Data for processing -
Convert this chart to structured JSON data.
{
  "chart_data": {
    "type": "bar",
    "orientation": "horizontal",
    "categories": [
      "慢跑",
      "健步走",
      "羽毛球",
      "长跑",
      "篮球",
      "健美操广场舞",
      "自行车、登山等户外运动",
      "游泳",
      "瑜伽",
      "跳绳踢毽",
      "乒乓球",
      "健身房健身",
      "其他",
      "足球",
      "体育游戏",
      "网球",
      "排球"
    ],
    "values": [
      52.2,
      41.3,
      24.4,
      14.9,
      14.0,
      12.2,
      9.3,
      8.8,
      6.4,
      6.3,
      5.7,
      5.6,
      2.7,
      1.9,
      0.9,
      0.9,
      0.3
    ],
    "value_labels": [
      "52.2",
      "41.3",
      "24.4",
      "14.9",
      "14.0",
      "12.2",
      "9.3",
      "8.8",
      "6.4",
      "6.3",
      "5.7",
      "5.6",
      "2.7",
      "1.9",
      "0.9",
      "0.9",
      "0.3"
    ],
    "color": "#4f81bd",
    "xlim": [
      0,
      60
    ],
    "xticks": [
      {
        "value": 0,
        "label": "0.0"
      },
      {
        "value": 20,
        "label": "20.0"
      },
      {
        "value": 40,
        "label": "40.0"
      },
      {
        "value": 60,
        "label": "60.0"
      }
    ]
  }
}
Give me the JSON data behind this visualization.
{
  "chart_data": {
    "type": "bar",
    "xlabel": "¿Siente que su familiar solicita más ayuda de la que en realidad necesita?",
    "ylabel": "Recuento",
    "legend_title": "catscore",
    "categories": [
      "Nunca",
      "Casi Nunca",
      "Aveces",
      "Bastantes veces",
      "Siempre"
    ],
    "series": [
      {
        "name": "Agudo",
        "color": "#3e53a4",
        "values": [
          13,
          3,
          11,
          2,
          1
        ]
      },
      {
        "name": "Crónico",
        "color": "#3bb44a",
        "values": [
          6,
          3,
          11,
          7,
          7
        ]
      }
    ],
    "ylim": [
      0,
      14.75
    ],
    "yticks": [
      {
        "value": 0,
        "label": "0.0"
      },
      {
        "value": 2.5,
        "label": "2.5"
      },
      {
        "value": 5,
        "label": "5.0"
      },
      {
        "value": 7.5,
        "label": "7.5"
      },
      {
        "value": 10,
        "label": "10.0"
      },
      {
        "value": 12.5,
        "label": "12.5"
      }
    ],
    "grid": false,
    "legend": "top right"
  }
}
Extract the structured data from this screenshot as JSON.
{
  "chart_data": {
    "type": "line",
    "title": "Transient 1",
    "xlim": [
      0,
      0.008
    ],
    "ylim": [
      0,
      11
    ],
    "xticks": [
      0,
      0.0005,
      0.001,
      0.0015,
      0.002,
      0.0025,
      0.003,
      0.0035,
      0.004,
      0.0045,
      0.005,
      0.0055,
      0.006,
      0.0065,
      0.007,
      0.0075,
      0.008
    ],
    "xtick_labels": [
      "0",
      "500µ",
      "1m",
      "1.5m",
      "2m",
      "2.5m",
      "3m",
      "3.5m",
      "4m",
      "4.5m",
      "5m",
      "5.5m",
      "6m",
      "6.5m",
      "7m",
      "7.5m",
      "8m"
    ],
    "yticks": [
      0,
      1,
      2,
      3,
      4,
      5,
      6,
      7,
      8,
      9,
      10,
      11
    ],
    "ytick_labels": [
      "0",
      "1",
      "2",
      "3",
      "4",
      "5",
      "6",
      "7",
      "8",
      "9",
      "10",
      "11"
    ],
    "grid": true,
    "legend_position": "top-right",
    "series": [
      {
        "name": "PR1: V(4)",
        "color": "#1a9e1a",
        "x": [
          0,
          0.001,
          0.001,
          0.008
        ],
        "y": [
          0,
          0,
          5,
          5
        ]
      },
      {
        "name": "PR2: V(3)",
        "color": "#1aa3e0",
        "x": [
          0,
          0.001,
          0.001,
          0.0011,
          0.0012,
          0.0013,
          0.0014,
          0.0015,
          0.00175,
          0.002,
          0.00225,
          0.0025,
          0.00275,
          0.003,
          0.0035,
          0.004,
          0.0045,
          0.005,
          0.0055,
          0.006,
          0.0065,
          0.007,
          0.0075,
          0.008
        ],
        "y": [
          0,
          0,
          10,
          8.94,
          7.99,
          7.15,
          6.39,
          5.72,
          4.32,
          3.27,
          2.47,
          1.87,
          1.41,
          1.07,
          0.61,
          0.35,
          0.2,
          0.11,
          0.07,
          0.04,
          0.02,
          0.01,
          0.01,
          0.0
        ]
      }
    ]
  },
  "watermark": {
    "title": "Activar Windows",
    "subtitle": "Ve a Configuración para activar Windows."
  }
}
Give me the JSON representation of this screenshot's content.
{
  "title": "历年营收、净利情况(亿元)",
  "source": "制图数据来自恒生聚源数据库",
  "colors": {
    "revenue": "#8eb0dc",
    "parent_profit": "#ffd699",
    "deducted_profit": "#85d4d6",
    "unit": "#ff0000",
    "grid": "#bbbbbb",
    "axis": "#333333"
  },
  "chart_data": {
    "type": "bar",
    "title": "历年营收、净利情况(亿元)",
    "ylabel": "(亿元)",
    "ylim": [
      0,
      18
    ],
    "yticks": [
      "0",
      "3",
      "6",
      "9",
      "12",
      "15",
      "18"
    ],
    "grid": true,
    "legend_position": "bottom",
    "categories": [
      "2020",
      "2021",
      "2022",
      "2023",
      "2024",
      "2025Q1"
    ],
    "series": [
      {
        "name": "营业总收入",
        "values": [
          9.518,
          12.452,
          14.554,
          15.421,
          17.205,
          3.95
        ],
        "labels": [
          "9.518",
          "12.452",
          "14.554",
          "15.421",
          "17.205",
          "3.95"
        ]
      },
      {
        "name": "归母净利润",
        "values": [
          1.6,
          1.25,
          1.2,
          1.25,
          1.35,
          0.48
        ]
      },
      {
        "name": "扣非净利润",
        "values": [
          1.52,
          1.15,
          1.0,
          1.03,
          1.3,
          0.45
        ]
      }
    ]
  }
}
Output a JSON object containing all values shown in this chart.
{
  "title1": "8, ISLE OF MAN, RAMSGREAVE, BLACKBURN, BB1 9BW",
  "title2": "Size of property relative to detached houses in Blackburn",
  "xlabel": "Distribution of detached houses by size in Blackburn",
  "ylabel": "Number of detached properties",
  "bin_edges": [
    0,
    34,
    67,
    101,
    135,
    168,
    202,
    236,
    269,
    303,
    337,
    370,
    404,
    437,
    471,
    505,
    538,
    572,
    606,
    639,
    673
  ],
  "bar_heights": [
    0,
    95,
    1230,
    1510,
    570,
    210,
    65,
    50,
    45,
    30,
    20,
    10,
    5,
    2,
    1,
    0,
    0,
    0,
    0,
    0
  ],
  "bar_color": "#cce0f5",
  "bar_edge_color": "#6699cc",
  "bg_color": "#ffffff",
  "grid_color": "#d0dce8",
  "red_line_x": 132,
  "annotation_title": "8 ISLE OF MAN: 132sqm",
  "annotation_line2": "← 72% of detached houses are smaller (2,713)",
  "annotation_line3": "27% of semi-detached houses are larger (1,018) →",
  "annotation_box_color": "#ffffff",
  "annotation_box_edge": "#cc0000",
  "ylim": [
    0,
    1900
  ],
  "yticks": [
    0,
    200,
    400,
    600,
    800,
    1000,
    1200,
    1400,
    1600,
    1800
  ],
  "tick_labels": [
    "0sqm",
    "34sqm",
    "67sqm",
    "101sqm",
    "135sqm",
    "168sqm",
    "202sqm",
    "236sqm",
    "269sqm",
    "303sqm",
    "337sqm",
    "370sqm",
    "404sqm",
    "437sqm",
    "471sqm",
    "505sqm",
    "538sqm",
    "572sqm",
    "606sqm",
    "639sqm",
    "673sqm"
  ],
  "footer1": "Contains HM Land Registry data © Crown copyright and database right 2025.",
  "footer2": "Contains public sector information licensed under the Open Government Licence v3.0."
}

Stated task - Determine how many lines include the word "structured" and report that number by itself.

Result of this exercise - 2